#### DIRECTIONS FOR THIS TASK:
Give the lines again exactly, from the one holding "Convert this document image to plain text." to the last line of the listing below, both ends included and nothing added.

Dataset entries:
⟨

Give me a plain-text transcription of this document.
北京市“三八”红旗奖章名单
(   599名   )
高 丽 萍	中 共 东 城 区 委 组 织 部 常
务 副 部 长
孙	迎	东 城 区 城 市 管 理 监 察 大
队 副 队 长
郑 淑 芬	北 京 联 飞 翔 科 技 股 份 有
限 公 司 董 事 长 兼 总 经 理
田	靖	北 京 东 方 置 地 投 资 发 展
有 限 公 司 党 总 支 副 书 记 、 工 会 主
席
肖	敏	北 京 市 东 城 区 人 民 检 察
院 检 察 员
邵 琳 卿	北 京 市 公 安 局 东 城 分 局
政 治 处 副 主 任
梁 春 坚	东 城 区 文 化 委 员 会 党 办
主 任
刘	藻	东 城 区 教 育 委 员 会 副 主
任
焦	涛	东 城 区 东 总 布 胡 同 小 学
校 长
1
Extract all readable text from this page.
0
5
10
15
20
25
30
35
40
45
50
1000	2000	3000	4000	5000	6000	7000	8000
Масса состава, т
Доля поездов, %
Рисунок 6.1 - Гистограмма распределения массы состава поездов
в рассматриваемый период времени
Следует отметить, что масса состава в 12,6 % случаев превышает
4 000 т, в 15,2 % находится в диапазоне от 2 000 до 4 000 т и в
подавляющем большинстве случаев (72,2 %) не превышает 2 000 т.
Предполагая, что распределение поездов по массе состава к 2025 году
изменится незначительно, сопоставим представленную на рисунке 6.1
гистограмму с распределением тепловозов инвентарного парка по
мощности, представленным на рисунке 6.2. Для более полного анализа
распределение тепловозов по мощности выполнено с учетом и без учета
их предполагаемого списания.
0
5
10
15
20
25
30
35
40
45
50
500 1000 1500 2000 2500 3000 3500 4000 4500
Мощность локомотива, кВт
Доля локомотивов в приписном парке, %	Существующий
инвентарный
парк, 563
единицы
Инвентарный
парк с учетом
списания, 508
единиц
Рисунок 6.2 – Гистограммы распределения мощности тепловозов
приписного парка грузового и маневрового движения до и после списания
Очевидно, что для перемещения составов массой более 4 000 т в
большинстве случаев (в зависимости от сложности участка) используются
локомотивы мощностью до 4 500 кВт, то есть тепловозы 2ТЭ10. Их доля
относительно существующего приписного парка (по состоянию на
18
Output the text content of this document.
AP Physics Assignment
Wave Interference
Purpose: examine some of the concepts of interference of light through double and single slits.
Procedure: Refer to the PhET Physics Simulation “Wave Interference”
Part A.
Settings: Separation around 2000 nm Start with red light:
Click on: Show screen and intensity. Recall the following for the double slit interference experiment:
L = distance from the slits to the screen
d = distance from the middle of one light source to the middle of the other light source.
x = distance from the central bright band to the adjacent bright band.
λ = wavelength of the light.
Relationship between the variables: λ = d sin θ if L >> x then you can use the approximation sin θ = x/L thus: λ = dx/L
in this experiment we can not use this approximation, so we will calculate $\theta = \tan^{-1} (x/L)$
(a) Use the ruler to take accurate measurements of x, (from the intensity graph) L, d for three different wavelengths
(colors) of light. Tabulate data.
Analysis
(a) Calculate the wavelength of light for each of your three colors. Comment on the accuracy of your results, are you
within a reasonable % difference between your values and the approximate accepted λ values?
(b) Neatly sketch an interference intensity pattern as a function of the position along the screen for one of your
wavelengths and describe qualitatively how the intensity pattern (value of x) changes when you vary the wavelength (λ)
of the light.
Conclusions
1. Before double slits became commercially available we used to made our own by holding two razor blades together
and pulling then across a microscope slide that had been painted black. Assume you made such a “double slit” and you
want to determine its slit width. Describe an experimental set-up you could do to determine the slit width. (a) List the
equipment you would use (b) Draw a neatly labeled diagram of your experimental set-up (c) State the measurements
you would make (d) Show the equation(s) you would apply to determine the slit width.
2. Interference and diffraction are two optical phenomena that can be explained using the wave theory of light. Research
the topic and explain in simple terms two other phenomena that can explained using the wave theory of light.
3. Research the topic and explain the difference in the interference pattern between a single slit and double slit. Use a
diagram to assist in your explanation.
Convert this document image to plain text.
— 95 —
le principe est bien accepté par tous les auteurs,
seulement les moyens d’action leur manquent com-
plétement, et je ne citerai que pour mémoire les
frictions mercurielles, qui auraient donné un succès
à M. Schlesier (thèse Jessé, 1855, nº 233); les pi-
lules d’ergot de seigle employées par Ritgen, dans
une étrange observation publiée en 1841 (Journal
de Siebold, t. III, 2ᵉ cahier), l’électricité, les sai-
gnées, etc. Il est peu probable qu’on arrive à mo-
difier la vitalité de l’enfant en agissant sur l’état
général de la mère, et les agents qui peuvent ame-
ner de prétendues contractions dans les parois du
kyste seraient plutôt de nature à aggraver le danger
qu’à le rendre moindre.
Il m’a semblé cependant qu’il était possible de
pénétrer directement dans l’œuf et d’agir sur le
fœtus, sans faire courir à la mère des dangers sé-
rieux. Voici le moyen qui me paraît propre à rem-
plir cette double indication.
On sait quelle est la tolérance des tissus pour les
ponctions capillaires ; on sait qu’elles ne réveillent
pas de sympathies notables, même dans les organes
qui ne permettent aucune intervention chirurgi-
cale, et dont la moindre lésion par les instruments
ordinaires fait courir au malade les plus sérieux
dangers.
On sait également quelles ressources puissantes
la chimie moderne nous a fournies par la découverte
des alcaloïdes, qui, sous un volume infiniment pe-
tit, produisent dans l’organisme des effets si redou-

⟩

#### THE RESULT:
Convert this document image to plain text.
— 95 —
le principe est bien accepté par tous les auteurs,
seulement les moyens d’action leur manquent com-
plétement, et je ne citerai que pour mémoire les
frictions mercurielles, qui auraient donné un succès
à M. Schlesier (thèse Jessé, 1855, nº 233); les pi-
lules d’ergot de seigle employées par Ritgen, dans
une étrange observation publiée en 1841 (Journal
de Siebold, t. III, 2ᵉ cahier), l’électricité, les sai-
gnées, etc. Il est peu probable qu’on arrive à mo-
difier la vitalité de l’enfant en agissant sur l’état
général de la mère, et les agents qui peuvent ame-
ner de prétendues contractions dans les parois du
kyste seraient plutôt de nature à aggraver le danger
qu’à le rendre moindre.
Il m’a semblé cependant qu’il était possible de
pénétrer directement dans l’œuf et d’agir sur le
fœtus, sans faire courir à la mère des dangers sé-
rieux. Voici le moyen qui me paraît propre à rem-
plir cette double indication.
On sait quelle est la tolérance des tissus pour les
ponctions capillaires ; on sait qu’elles ne réveillent
pas de sympathies notables, même dans les organes
qui ne permettent aucune intervention chirurgi-
cale, et dont la moindre lésion par les instruments
ordinaires fait courir au malade les plus sérieux
dangers.
On sait également quelles ressources puissantes
la chimie moderne nous a fournies par la découverte
des alcaloïdes, qui, sous un volume infiniment pe-
tit, produisent dans l’organisme des effets si redou-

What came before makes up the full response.